§ **TEXT SECTION**
Assess the stability for configurations of feature types and sizes — assess_feature

Evaluate the stability of clusterings obtained based on incremental subsets of a given feature set.

Usage

assess_feature_stability(
  data_matrix,
  feature_set,
  steps,
  feature_type,
  resolution,
  n_repetitions = 100,
  seed_sequence = NULL,
  graph_reduction_type = "PCA",
  ecs_thresh = 1,
  matrix_processing = function(dt_mtx, actual_npcs = 30, ...) {
     actual_npcs <-
    min(actual_npcs, ncol(dt_mtx)%/%2)
    
    RhpcBLASctl::blas_set_num_threads(foreach::getDoParWorkers())
     embedding <-
stats::prcomp(x = dt_mtx, rank. = actual_npcs)$x
    
    RhpcBLASctl::blas_set_num_threads(1)
rownames(embedding) <- rownames(dt_mtx)
   
colnames(embedding) <- paste0("PC_", seq_len(ncol(embedding)))
    
    return(embedding)
 },
  umap_arguments = list(),
  prune_value = -1,
  clustering_algorithm = 1,
  clustering_arguments = list(),
  verbose = FALSE
)

Arguments

data_matrix: A data matrix having the features on the rows and the observations on the columns.
feature_set: A set of feature names that can be found on the rownames of the data matrix.
steps: Vector containing the sizes of the subsets; negative values will be interpreted as using all features.
feature_type: A name associated to the feature_set.
resolution: A vector containing the resolution values used for clustering.
n_repetitions: The number of repetitions of applying the pipeline with different seeds; ignored if seed_sequence is provided by the user. Defaults to 100.
seed_sequence: A custom seed sequence; if the value is NULL, the sequence will be built starting from 1 with a step of 100. Defaults to NULL.
graph_reduction_type: The graph reduction type, denoting if the graph should be built on either the PCA or the UMAP embedding. Defaults to PCA.
ecs_thresh: The ECS threshold used for merging similar clusterings. We recommend using the 1 value. Defaults to 1.
matrix_processing: A function that will be used to process the data matrix by using a dimensionality reduction technique. The function should have one parameter, the data matrix, and should return an embedding describing the reduced space. By default, the function will use the precise PCA method with prcomp.
umap_arguments: A list containing the arguments that will be passed to the UMAP function. Refer to the uwot::umap function for more details.

§ **SOURCE DATA**
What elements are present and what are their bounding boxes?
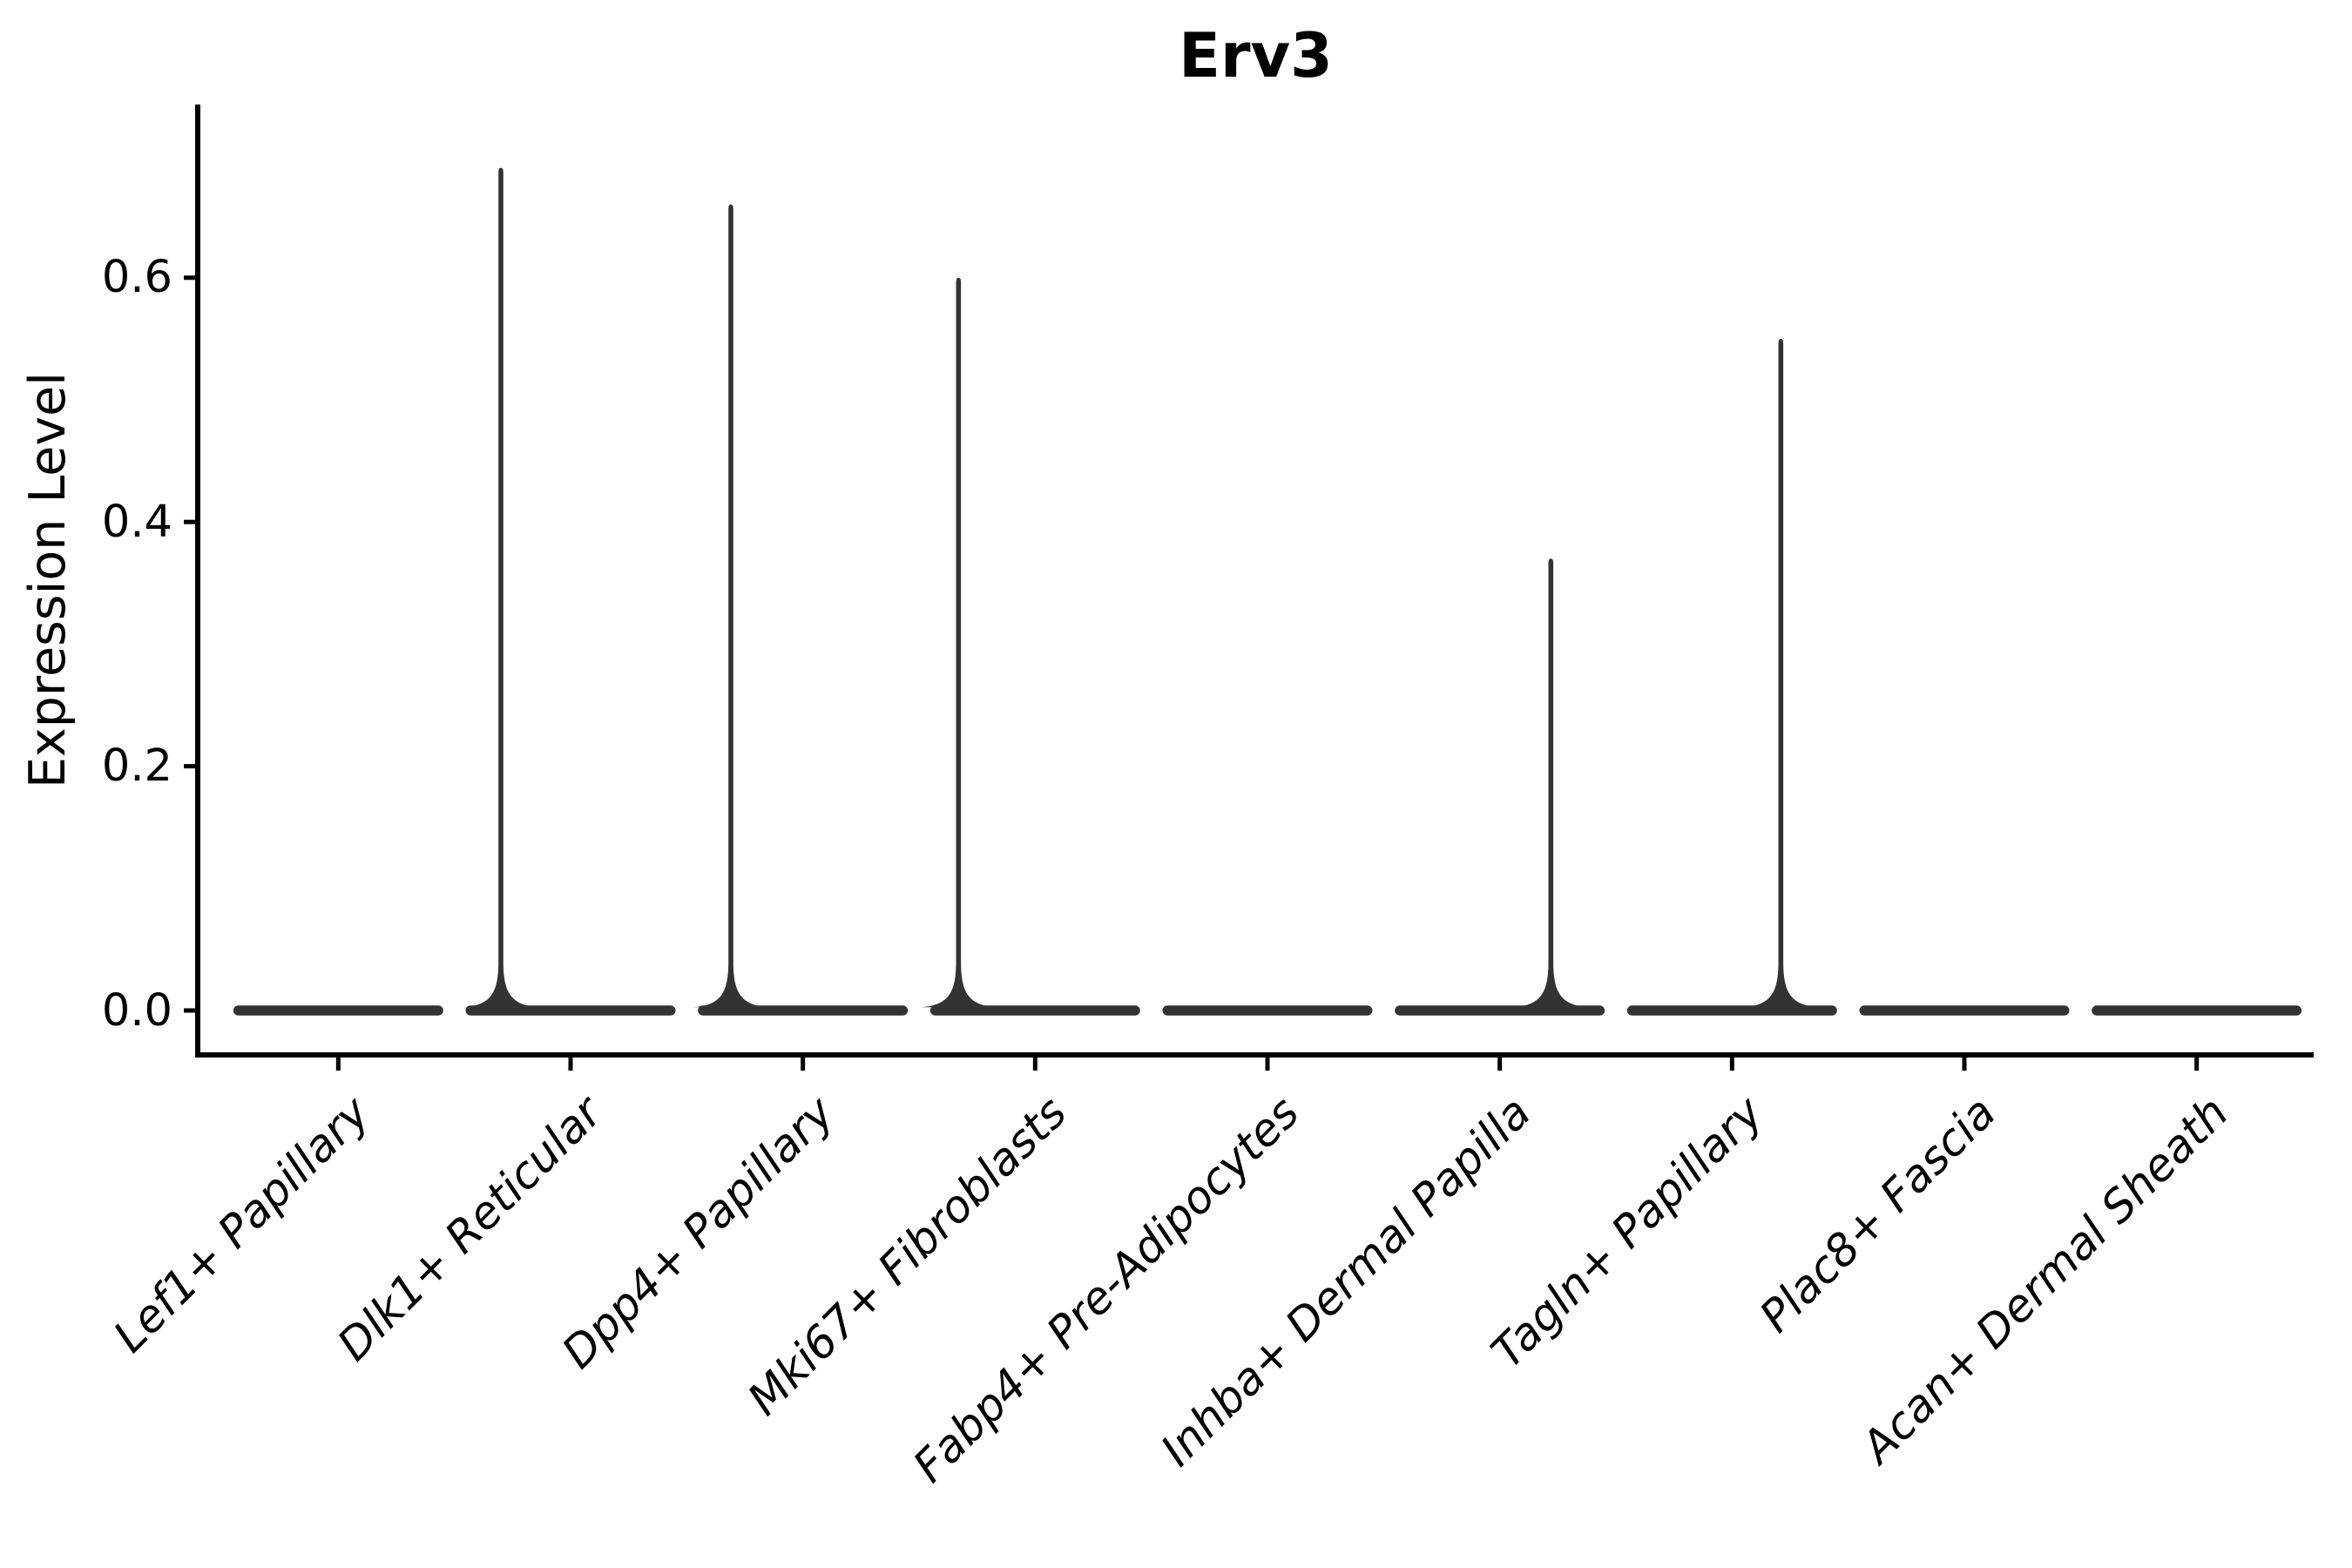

§ **WHAT YOU NEED TO DO**
Continue the assess_feature_stability documentation from the point where it stops. The material has no connection to the assess_feature_stability documentation.

§ **SOLVED PROBLEM**
prune_value: Argument indicating whether to prune the SNN graph. If the value is 0, the graph won't be pruned. If the value is between 0 and 1, the edges with weight under the pruning value will be removed. If the value is -1, the highest pruning value will be calculated automatically and used.
clustering_algorithm: An index indicating which community detection algorithm will be used: Louvain (1), Louvain refined (2), SLM (3) or Leiden (4). More details can be found in the Seurat's FindClusters function.
clustering_arguments: A list containing the arguments that will be passed to the community detection algorithm, such as the number of iterations and the number of starts. Refer to the Seurat's FindClusters function for more details.
verbose: A boolean indicating if the intermediate progress will be printed or not.

Value

A list having one field associated with a step value. Each step contains a list with three fields:

ecc - the EC-Consistency of the partitions obtained on all repetitions
embedding - one UMAP embedding generated on the feature subset
most_frequent_partition - the most common partition obtained across repetitions

Note

The algorithm assumes that the feature_set is already sorted when performing the subsetting based on the steps values. For example, if the user wants to analyze highly variable feature set, they should provide them sorted by their variability.

Examples

set.seed(2024)
# create an artificial expression matrix
expr_matrix <- matrix(
    c(runif(100 * 10), runif(100 * 10, min = 3, max = 4)),
    nrow = 200, byrow = TRUE
)
rownames(expr_matrix) <- as.character(1:200)
colnames(expr_matrix) <- paste("feature", 1:10)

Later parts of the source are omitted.